◆ Listed entries ◆
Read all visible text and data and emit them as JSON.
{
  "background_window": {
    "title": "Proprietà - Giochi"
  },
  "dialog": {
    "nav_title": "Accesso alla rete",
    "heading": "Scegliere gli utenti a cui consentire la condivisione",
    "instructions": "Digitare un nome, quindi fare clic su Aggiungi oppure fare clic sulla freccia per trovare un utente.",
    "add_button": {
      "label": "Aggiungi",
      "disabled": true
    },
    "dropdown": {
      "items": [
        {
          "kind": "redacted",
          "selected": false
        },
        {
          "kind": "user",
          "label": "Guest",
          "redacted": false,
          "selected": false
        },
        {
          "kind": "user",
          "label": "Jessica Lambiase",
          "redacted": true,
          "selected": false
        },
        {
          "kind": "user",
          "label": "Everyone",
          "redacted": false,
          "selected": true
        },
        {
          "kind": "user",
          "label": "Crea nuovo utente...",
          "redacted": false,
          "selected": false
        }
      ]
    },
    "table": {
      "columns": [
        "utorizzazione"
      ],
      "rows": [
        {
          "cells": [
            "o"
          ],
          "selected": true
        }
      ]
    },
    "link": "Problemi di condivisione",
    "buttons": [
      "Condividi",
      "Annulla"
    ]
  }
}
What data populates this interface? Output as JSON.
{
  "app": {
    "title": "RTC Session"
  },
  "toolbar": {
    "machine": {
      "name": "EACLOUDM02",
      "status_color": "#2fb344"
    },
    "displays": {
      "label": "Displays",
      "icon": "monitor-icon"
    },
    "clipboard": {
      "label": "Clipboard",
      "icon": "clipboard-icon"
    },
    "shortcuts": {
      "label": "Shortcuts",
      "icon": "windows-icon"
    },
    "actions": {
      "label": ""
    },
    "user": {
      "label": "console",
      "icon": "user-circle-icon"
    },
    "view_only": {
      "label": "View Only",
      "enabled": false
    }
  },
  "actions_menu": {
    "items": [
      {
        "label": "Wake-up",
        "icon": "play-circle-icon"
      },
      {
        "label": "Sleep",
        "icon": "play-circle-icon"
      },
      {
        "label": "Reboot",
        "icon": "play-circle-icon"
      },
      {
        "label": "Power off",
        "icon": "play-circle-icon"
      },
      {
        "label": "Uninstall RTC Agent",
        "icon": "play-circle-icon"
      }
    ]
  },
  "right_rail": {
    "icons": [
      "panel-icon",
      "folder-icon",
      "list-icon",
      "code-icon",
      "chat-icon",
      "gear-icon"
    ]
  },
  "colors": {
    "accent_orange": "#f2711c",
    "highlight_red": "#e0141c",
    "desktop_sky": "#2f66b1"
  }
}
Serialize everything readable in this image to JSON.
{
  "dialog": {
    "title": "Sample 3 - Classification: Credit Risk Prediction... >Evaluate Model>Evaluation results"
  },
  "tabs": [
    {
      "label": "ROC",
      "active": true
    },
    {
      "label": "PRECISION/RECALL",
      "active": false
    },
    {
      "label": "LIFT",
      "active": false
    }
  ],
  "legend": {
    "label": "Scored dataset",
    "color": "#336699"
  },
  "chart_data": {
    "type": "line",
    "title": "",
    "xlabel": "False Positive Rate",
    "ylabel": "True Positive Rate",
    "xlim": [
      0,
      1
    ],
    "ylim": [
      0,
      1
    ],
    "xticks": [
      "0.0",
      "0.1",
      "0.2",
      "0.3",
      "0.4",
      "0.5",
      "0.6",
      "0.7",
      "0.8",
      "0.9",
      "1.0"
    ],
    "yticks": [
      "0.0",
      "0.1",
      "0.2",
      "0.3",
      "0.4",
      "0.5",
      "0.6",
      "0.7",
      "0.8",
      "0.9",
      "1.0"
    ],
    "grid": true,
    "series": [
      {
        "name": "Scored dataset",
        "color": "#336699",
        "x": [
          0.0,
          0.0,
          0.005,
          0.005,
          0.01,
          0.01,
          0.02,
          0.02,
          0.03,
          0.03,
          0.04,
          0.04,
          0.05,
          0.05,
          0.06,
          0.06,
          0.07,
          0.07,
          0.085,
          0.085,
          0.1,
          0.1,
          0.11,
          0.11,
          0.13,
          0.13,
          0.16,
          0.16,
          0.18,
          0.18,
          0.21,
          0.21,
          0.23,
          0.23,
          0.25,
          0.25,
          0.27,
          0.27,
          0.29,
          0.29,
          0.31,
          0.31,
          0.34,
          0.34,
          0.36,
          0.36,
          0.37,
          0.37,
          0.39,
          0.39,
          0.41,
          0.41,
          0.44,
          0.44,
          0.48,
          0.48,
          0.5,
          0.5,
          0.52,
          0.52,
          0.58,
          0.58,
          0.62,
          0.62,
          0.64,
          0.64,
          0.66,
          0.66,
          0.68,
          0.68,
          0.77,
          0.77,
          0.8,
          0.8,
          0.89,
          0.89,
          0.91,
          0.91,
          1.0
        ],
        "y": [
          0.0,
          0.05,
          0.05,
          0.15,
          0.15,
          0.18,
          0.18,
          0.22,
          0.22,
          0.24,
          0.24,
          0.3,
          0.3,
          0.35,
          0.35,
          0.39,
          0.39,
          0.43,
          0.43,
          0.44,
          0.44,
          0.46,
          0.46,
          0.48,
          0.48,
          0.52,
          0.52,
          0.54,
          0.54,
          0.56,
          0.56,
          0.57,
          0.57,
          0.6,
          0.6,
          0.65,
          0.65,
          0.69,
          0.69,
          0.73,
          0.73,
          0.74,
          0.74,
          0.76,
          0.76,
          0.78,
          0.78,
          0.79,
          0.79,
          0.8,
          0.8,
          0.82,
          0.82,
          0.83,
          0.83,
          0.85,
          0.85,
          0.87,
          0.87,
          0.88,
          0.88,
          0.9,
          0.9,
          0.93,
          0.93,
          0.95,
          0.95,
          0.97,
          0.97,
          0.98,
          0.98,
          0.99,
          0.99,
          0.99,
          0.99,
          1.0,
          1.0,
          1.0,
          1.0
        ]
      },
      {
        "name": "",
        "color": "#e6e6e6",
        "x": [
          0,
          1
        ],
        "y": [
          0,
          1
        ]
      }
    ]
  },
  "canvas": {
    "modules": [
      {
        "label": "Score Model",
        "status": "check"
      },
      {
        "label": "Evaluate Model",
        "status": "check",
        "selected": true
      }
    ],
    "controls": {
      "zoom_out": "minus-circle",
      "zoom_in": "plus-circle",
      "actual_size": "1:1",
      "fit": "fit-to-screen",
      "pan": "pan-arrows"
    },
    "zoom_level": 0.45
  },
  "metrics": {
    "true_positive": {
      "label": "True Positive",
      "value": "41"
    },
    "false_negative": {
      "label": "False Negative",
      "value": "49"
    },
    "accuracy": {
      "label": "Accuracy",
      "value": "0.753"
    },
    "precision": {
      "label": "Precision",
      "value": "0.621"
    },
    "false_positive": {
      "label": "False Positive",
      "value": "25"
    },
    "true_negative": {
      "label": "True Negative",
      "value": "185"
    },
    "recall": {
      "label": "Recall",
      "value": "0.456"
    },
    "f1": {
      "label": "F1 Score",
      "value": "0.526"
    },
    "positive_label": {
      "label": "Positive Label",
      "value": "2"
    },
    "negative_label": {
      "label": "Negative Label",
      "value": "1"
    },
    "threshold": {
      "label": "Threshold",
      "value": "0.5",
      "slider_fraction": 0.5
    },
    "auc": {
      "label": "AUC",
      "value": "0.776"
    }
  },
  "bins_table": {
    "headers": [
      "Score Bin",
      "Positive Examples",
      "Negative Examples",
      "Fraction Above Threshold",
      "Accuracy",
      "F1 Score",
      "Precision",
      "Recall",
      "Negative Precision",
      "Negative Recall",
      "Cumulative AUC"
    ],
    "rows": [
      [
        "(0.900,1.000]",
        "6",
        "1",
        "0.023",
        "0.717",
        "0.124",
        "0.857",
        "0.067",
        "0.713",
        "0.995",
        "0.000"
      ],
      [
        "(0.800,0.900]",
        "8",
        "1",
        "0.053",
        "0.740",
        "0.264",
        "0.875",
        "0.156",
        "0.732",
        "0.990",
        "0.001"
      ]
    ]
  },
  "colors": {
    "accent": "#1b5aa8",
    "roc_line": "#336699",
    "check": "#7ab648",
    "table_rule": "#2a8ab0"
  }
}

◆ Goal ◆
Pull out every line of the records above that contains the word "value".

◆ Expected output ◆
      "value": "41"
      "value": "49"
      "value": "0.753"
      "value": "0.621"
      "value": "25"
      "value": "185"
      "value": "0.456"
      "value": "0.526"
      "value": "2"
      "value": "1"
      "value": "0.5",
      "value": "0.776"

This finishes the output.